**RECORDS TO USE**
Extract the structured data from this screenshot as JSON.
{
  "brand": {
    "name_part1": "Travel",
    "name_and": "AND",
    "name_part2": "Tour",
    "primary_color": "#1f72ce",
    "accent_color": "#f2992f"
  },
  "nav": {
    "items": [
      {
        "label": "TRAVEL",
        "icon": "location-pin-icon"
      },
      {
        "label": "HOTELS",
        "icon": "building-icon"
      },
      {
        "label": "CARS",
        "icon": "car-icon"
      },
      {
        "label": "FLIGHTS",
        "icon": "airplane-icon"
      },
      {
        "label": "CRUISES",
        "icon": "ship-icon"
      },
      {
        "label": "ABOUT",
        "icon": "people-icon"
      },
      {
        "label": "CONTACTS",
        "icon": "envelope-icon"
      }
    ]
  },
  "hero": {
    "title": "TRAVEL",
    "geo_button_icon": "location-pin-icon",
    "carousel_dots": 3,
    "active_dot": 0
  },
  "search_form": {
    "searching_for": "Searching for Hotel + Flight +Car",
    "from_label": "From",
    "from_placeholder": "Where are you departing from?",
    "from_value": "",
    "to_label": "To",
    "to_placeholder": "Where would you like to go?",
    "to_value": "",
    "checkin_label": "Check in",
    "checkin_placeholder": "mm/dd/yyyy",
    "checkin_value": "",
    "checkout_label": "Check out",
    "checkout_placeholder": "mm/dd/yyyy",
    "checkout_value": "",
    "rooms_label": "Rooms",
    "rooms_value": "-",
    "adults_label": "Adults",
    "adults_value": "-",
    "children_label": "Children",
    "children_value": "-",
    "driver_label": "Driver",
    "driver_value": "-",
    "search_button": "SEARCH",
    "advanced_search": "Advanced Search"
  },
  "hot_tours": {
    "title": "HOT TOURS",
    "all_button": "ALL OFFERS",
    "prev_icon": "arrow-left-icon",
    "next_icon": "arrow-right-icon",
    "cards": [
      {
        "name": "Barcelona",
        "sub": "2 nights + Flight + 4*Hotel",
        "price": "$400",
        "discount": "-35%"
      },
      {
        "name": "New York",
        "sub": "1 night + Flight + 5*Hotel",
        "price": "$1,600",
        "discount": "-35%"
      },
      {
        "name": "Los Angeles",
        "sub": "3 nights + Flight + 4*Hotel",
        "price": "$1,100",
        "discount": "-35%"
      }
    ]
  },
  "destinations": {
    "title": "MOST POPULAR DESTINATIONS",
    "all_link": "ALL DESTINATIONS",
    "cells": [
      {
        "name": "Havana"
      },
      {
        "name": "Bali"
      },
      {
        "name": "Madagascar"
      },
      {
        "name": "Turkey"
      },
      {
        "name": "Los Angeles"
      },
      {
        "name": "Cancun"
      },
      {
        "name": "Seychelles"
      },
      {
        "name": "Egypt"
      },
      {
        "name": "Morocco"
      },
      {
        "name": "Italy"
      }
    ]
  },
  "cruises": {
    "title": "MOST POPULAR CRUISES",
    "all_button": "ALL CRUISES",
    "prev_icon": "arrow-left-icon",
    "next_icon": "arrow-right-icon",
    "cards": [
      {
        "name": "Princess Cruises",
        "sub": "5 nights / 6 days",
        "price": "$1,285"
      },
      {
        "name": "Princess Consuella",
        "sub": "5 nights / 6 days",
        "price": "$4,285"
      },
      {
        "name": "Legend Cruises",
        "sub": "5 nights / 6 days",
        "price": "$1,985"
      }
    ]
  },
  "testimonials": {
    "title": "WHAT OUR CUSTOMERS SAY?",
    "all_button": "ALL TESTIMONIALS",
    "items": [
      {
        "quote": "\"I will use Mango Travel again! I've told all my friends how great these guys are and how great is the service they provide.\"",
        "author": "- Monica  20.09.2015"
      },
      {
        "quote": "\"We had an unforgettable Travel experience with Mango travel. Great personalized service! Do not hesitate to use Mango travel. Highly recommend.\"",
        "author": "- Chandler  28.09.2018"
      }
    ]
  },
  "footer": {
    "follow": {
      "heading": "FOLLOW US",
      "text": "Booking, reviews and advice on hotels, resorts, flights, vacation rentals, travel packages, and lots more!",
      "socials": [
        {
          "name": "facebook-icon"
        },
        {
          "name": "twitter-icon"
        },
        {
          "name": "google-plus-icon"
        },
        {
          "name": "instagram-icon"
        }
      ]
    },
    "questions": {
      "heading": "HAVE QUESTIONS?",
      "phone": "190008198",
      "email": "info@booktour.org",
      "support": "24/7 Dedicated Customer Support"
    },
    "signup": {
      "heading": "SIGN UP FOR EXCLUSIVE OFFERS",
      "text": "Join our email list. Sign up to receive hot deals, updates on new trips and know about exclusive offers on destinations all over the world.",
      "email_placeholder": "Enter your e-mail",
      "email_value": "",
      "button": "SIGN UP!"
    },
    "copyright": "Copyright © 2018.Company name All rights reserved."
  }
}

* * *

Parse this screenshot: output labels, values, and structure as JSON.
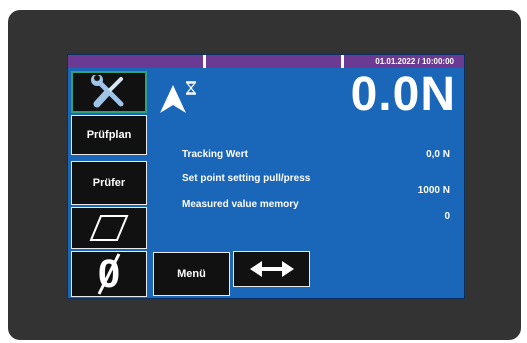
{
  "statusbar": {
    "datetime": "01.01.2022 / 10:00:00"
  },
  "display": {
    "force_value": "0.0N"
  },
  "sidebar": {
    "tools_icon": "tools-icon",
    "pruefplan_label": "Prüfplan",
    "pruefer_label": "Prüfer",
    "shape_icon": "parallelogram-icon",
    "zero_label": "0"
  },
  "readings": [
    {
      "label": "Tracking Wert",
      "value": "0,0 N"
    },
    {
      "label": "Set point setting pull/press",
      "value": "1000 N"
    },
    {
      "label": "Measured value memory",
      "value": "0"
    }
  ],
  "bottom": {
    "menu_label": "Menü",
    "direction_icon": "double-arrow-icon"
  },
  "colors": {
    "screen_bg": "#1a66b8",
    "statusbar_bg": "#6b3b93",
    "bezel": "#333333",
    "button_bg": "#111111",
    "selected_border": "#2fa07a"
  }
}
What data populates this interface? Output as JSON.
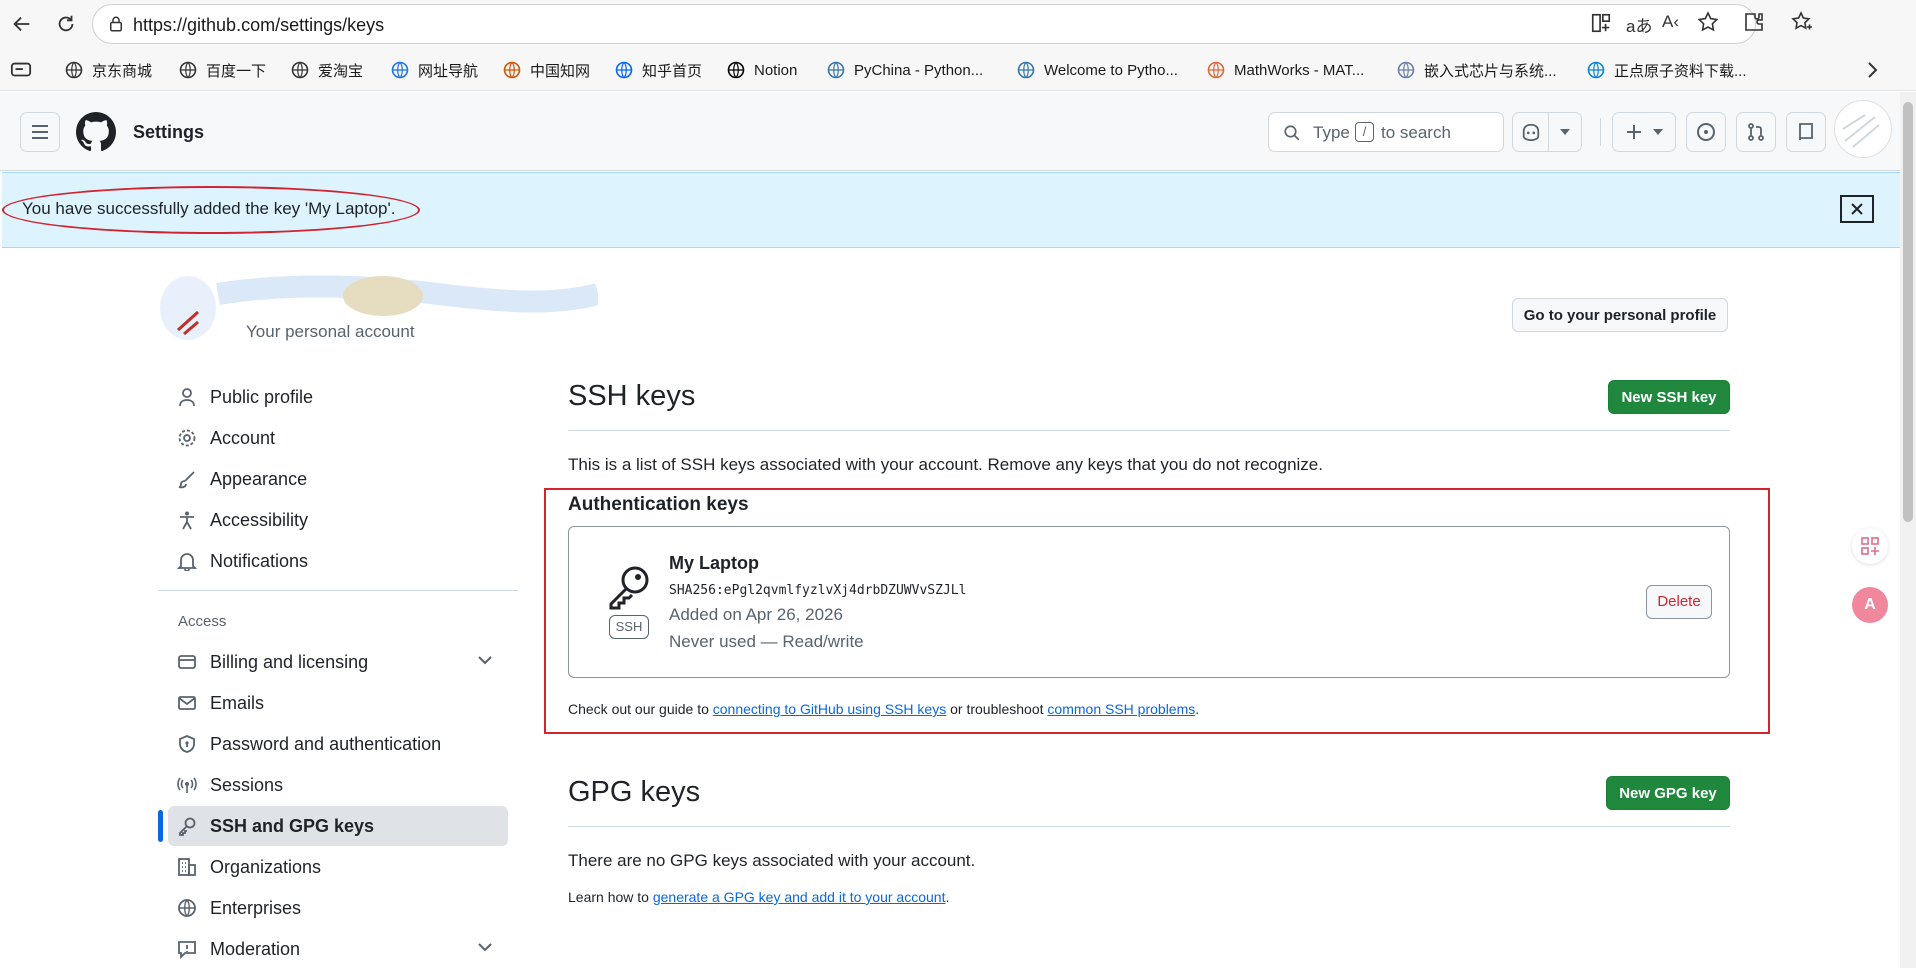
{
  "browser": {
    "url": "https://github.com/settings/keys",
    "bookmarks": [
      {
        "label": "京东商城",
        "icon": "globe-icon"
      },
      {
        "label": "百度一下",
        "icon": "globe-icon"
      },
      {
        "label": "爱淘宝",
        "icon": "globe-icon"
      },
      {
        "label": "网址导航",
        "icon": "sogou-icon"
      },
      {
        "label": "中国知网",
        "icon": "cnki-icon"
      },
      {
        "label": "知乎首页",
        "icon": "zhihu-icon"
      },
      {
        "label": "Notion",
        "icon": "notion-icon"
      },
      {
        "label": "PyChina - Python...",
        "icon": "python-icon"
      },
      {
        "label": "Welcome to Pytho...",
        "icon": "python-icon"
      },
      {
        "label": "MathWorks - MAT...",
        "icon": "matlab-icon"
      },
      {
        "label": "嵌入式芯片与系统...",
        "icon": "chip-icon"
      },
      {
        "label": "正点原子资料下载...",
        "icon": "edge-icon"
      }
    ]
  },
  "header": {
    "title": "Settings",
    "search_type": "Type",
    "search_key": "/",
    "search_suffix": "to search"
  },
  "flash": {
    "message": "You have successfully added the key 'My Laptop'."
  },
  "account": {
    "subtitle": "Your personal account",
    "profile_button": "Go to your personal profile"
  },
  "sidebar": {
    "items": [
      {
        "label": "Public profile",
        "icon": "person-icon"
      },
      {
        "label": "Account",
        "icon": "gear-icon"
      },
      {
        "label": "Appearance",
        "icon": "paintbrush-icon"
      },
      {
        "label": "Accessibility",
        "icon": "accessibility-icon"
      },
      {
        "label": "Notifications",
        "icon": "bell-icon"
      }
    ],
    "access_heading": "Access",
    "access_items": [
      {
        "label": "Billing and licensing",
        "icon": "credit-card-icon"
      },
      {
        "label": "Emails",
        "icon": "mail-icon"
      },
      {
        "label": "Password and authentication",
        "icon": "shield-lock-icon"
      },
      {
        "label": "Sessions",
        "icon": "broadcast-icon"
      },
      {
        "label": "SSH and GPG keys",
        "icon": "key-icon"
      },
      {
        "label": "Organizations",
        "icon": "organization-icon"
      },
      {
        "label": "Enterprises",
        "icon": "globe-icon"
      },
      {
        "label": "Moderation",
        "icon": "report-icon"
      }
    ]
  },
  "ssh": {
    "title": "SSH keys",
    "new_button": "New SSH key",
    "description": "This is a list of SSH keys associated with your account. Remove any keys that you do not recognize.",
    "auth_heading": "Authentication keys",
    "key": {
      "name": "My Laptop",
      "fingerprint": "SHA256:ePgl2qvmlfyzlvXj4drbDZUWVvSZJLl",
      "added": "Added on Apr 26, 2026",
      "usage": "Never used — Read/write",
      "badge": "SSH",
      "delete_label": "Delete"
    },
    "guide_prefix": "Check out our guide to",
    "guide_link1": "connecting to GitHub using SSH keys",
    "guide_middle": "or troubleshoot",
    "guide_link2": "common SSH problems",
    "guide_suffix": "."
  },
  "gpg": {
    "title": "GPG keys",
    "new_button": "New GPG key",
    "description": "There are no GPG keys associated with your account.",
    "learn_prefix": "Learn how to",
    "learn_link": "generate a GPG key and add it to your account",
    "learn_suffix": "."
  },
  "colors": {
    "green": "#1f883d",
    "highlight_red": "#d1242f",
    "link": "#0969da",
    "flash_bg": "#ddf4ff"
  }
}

--

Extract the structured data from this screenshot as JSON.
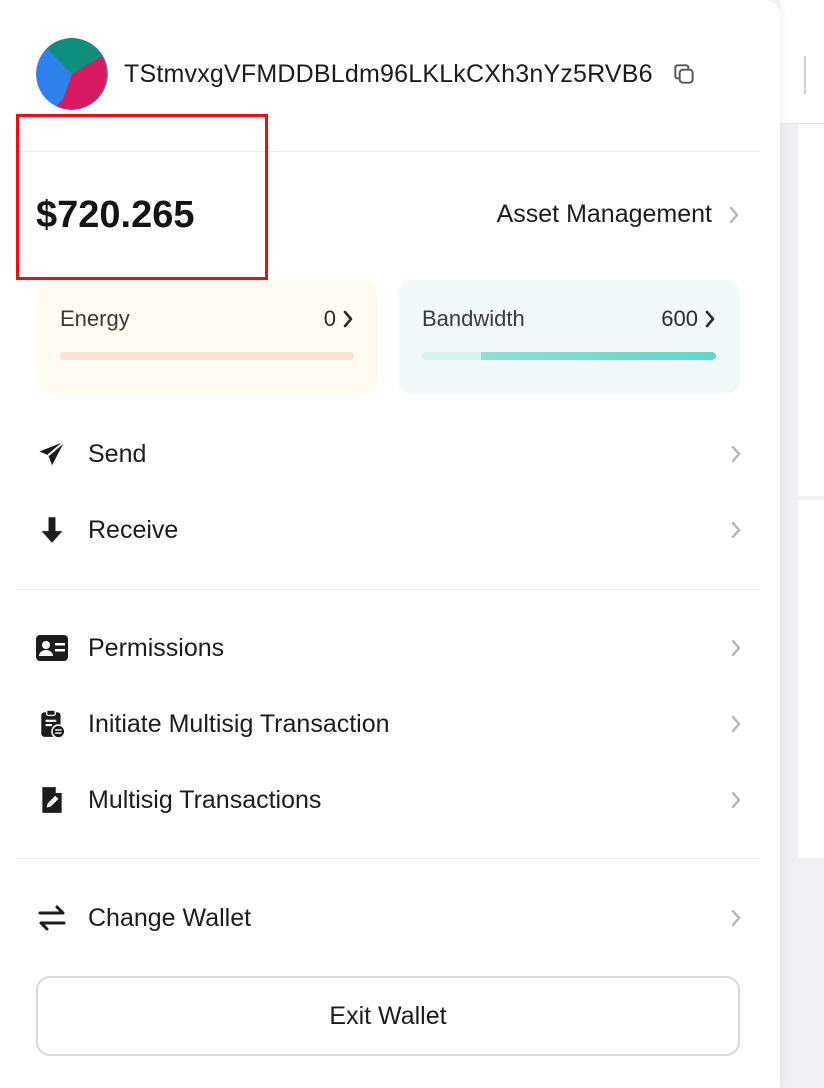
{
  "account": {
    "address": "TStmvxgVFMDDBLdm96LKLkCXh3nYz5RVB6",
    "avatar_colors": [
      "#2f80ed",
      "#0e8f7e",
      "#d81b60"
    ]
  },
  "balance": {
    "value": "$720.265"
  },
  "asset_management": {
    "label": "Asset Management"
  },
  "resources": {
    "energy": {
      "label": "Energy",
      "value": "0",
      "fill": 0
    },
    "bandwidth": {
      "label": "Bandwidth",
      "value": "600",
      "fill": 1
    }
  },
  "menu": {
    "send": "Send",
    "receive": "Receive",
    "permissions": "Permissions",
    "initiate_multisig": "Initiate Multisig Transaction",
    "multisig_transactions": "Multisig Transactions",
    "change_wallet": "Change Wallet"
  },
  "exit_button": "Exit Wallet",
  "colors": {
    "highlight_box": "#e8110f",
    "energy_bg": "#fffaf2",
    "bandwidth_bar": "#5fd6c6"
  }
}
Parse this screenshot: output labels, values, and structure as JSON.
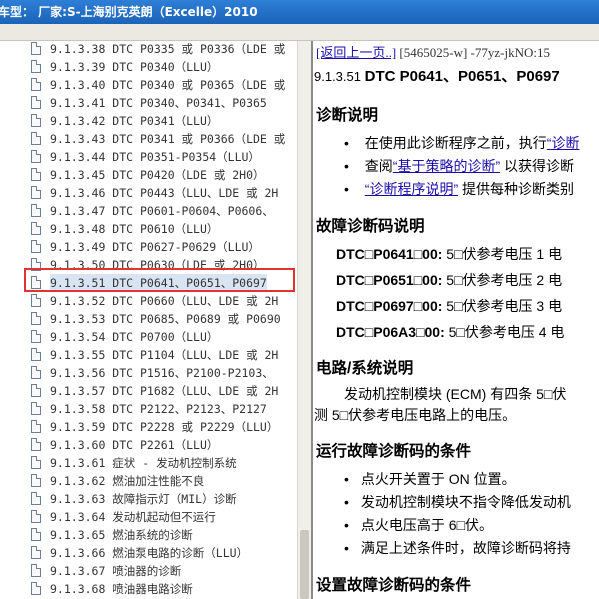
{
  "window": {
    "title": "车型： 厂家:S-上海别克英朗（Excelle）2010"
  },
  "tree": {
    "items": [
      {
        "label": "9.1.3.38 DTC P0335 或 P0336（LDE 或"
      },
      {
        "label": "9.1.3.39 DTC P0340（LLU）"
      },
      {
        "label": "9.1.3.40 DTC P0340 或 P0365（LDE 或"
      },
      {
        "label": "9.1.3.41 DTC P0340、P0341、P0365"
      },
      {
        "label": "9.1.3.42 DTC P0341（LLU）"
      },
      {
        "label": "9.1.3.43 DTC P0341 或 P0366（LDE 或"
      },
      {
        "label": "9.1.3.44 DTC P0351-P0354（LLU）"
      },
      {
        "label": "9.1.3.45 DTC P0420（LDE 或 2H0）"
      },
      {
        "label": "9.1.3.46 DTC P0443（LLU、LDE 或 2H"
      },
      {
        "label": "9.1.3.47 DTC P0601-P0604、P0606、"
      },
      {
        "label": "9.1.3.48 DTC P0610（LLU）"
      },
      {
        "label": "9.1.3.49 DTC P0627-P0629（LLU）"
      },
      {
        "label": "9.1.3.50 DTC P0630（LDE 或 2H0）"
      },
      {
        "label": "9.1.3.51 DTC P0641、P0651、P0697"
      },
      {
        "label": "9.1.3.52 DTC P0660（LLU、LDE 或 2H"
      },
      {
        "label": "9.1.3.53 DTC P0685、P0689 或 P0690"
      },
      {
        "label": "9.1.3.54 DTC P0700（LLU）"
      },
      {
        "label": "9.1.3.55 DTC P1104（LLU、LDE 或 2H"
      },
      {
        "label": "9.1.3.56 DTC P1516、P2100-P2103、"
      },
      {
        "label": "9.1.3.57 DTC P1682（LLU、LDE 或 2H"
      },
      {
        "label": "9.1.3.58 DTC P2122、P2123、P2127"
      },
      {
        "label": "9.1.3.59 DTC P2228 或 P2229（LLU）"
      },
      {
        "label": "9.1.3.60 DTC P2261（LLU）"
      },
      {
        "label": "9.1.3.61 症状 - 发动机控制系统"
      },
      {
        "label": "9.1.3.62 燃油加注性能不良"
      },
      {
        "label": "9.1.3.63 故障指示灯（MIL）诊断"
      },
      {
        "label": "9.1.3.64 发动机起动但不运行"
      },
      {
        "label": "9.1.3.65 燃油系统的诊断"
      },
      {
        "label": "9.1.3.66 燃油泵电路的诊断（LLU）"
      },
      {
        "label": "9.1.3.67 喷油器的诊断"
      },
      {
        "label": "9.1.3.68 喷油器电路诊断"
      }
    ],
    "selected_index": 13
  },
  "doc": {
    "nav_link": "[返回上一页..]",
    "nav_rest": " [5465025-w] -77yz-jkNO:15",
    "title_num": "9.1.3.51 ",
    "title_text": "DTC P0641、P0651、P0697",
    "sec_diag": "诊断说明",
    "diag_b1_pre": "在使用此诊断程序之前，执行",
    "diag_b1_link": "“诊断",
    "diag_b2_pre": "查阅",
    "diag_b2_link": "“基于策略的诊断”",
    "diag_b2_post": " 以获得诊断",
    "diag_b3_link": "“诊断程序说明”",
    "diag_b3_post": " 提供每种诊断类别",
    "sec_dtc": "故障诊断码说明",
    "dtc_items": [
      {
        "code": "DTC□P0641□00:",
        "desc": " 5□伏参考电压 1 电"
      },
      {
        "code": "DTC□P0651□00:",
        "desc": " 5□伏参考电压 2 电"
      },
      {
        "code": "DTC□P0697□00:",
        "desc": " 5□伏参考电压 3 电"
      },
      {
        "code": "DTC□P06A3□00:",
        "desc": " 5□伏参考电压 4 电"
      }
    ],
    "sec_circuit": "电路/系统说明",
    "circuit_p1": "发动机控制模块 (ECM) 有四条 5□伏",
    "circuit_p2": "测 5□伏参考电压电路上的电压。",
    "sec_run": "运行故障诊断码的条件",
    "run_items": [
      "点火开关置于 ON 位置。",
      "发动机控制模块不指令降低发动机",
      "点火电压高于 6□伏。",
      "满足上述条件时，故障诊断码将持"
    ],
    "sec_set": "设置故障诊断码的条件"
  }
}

**WHAT THE TASK REQUIRES**
Within the listing above, find every line containing the string "location" and return it.

**ANSWER TO THIS EXERCISE**
        "icon": "location-pin-icon"
    "geo_button_icon": "location-pin-icon",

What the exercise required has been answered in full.